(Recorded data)
-- begin --

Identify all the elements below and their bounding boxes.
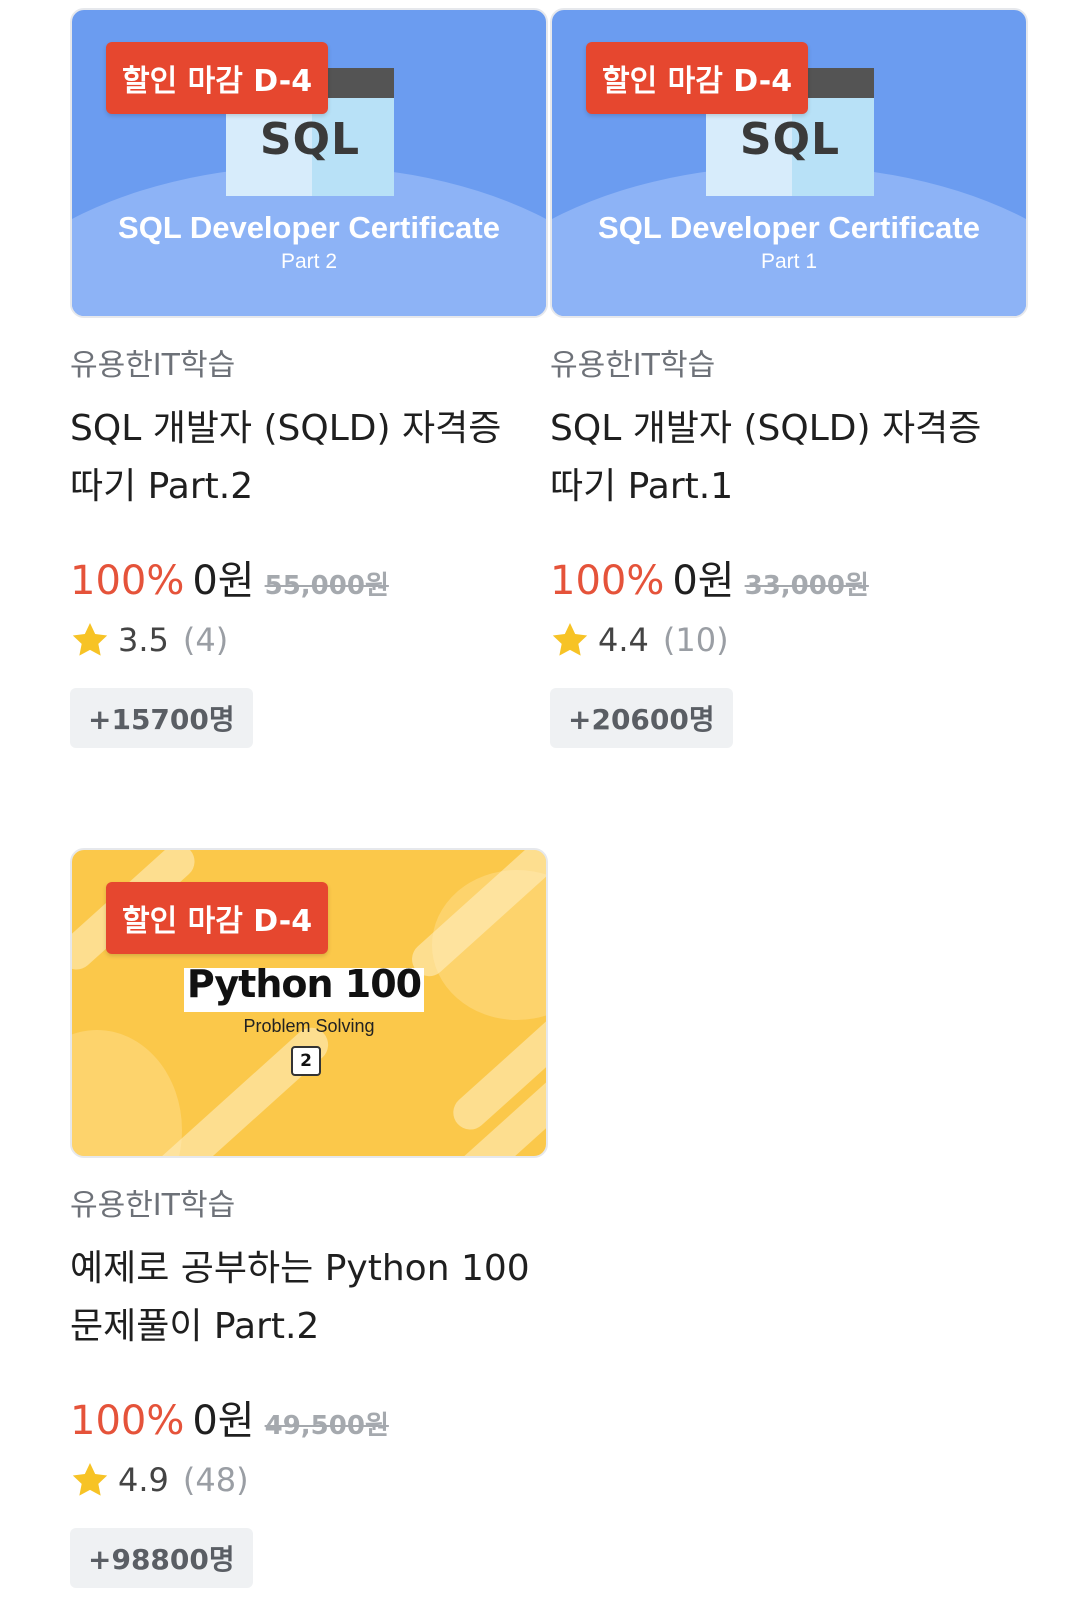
star-icon	[552, 623, 588, 656]
course-title-line: 예제로 공부하는 Python 100	[70, 1248, 530, 1289]
thumbnail-title: SQL Developer Certificate	[598, 210, 980, 245]
sale-price: 0원	[192, 558, 255, 604]
thumbnail-subtitle: Problem Solving	[243, 1016, 375, 1036]
original-price: 55,000원	[264, 571, 389, 601]
thumbnail-part-number: 2	[291, 1046, 321, 1076]
rating-value: 3.5	[118, 621, 169, 659]
course-thumbnail[interactable]: Python 100 Problem Solving 2 할인 마감 D-4	[70, 848, 548, 1158]
rating-value: 4.4	[598, 621, 649, 659]
course-title-line: 따기 Part.1	[550, 466, 734, 507]
course-title-line: 따기 Part.2	[70, 466, 254, 507]
review-count: (4)	[182, 621, 229, 659]
review-count: (10)	[662, 621, 729, 659]
thumbnail-title-box: Python 100	[184, 962, 424, 1012]
sale-price: 0원	[192, 1398, 255, 1444]
discount-deadline-badge: 할인 마감 D-4	[106, 42, 329, 114]
review-count: (48)	[182, 1461, 249, 1499]
star-icon	[72, 623, 108, 656]
discount-rate: 100%	[70, 1398, 185, 1444]
price-row: 100% 0원 33,000원	[550, 548, 1028, 604]
sale-price: 0원	[672, 558, 735, 604]
thumbnail-title: SQL Developer Certificate	[118, 210, 500, 245]
thumbnail-logo-text: SQL	[739, 114, 841, 165]
rating-value: 4.9	[118, 1461, 169, 1499]
course-card[interactable]: SQL SQL Developer Certificate Part 2 할인 …	[70, 8, 548, 748]
instructor-name: 유용한IT학습	[70, 348, 236, 383]
rating-row: 4.4 (10)	[550, 616, 1028, 664]
course-title[interactable]: SQL 개발자 (SQLD) 자격증 따기 Part.1	[550, 400, 1028, 516]
course-title[interactable]: SQL 개발자 (SQLD) 자격증 따기 Part.2	[70, 400, 548, 516]
thumbnail-title: Python 100	[186, 962, 422, 1006]
course-title-line: SQL 개발자 (SQLD) 자격증	[70, 408, 502, 449]
discount-rate: 100%	[550, 558, 665, 604]
student-count-badge: +98800명	[70, 1528, 253, 1588]
original-price: 33,000원	[744, 571, 869, 601]
course-thumbnail[interactable]: SQL SQL Developer Certificate Part 1 할인 …	[550, 8, 1028, 318]
course-title-line: SQL 개발자 (SQLD) 자격증	[550, 408, 982, 449]
thumbnail-logo-text: SQL	[259, 114, 361, 165]
thumbnail-part: Part 1	[760, 250, 818, 273]
course-card[interactable]: Python 100 Problem Solving 2 할인 마감 D-4 유…	[70, 848, 548, 1588]
star-icon	[72, 1463, 108, 1496]
student-count-badge: +15700명	[70, 688, 253, 748]
discount-rate: 100%	[70, 558, 185, 604]
rating-row: 4.9 (48)	[70, 1456, 548, 1504]
original-price: 49,500원	[264, 1411, 389, 1441]
discount-deadline-badge: 할인 마감 D-4	[586, 42, 809, 114]
instructor-name: 유용한IT학습	[550, 348, 716, 383]
price-row: 100% 0원 49,500원	[70, 1388, 548, 1444]
course-thumbnail[interactable]: SQL SQL Developer Certificate Part 2 할인 …	[70, 8, 548, 318]
course-title-line: 문제풀이 Part.2	[70, 1306, 320, 1347]
rating-row: 3.5 (4)	[70, 616, 548, 664]
thumbnail-decoration	[72, 1030, 182, 1156]
course-card[interactable]: SQL SQL Developer Certificate Part 1 할인 …	[550, 8, 1028, 748]
thumbnail-part: Part 2	[280, 250, 338, 273]
student-count-badge: +20600명	[550, 688, 733, 748]
discount-deadline-badge: 할인 마감 D-4	[106, 882, 329, 954]
instructor-name: 유용한IT학습	[70, 1188, 236, 1223]
price-row: 100% 0원 55,000원	[70, 548, 548, 604]
course-title[interactable]: 예제로 공부하는 Python 100 문제풀이 Part.2	[70, 1240, 548, 1356]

-- end --

## Task requirements
Find every line in the recorded data above that contains the string "card", and copy each of those lines.

## Exercise answer
course-card[interactable]: SQL SQL Developer Certificate Part 2 할인 …	[70, 8, 548, 748]
course-card[interactable]: Python 100 Problem Solving 2 할인 마감 D-4 유…	[70, 848, 548, 1588]
course-card[interactable]: SQL SQL Developer Certificate Part 1 할인 …	[550, 8, 1028, 748]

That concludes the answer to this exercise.